Required action:
Search the data for "tumor" and copy every matching line.

[Data entries]
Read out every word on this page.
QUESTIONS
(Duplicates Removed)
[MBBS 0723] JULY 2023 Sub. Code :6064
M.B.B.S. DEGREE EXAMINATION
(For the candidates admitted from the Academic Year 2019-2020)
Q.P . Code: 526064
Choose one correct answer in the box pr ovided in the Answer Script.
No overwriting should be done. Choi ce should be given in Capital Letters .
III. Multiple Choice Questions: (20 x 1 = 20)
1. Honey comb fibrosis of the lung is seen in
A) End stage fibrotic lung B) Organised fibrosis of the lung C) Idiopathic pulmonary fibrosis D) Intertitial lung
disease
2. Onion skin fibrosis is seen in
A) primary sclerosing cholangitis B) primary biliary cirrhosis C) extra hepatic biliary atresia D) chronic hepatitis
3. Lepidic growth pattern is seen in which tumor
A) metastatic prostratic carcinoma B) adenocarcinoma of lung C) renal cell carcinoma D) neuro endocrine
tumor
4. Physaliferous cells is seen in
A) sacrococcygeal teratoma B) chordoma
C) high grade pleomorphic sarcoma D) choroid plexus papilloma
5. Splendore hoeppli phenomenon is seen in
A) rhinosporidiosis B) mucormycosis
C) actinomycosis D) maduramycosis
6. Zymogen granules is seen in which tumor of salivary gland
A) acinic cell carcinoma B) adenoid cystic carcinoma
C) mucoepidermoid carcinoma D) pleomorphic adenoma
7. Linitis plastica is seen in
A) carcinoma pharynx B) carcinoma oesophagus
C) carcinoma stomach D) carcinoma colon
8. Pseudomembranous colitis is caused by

--

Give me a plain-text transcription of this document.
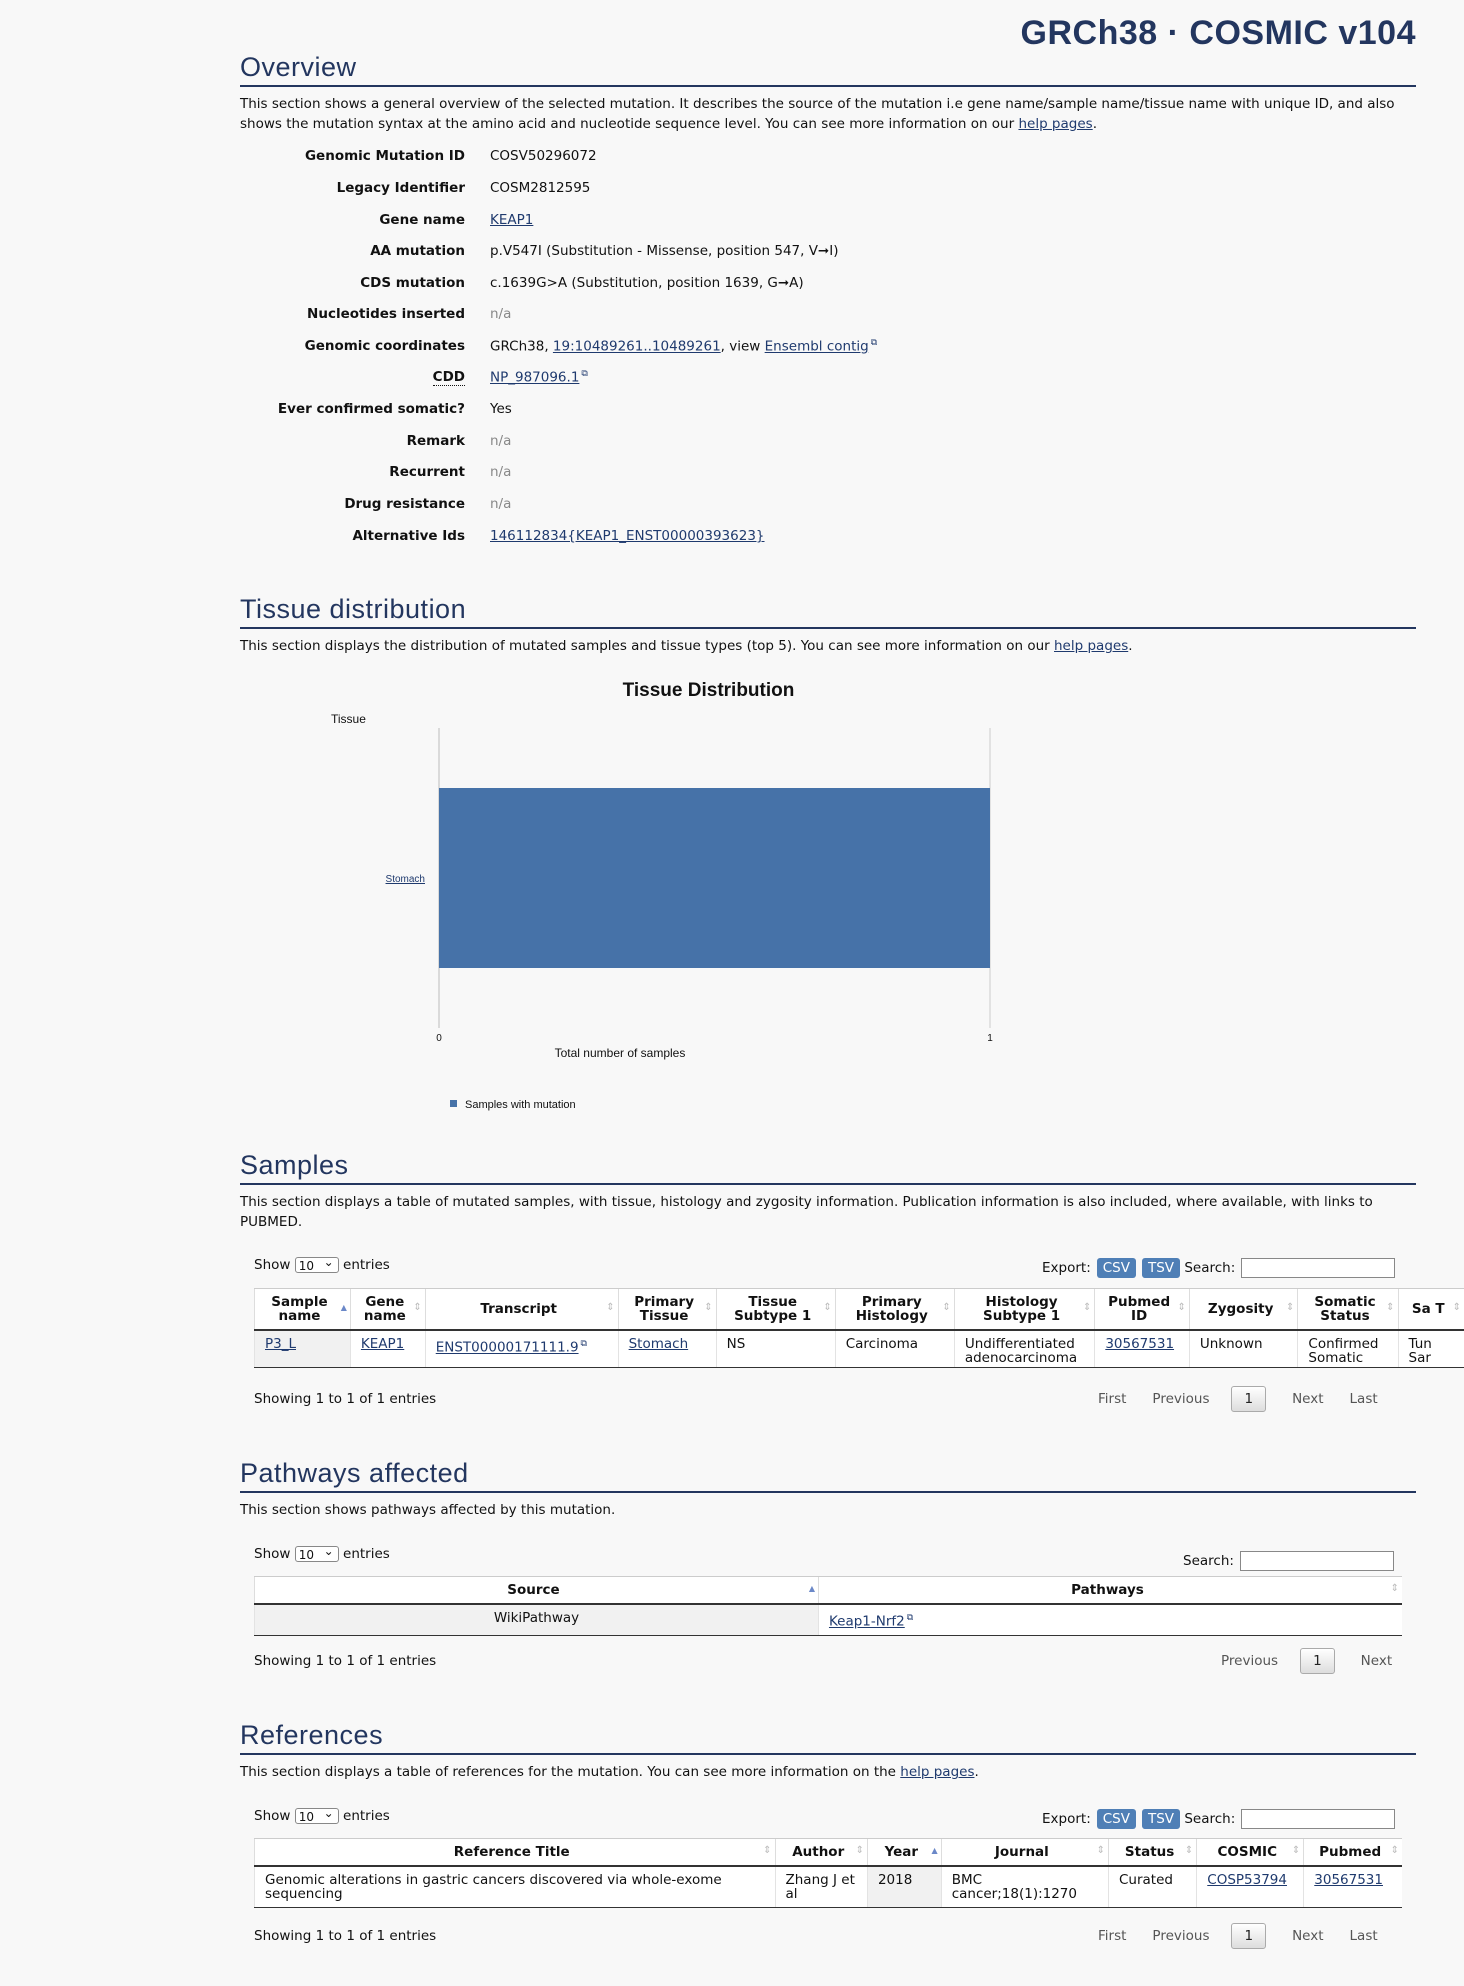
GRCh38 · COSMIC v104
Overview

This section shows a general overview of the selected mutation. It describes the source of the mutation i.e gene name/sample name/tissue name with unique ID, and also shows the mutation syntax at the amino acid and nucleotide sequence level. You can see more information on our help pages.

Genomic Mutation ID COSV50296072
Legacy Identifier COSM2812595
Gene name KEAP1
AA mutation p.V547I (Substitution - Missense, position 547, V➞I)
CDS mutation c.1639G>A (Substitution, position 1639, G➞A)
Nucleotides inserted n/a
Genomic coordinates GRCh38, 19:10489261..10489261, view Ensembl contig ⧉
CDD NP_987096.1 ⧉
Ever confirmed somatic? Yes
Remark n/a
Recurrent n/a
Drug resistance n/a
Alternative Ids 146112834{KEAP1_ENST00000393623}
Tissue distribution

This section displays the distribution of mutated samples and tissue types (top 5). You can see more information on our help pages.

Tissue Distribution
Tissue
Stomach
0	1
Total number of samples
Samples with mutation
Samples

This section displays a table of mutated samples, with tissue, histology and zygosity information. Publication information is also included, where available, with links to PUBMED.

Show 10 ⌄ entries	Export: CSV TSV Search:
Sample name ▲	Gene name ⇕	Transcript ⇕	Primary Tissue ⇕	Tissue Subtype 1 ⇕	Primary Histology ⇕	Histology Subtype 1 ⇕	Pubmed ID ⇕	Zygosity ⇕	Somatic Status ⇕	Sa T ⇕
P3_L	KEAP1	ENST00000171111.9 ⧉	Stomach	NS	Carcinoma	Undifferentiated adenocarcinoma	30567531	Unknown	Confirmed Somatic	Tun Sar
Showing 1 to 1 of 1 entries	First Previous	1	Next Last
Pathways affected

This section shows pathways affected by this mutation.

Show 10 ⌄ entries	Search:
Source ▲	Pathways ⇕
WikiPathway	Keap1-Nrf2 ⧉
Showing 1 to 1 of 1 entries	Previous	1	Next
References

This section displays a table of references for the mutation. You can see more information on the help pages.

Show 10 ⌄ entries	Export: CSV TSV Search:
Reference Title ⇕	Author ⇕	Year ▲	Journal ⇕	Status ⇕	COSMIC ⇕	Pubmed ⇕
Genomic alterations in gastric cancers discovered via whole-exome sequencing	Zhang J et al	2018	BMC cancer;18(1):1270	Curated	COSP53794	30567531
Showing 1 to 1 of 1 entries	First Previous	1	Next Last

Response box:
3. Lepidic growth pattern is seen in which tumor
tumor
6. Zymogen granules is seen in which tumor of salivary gland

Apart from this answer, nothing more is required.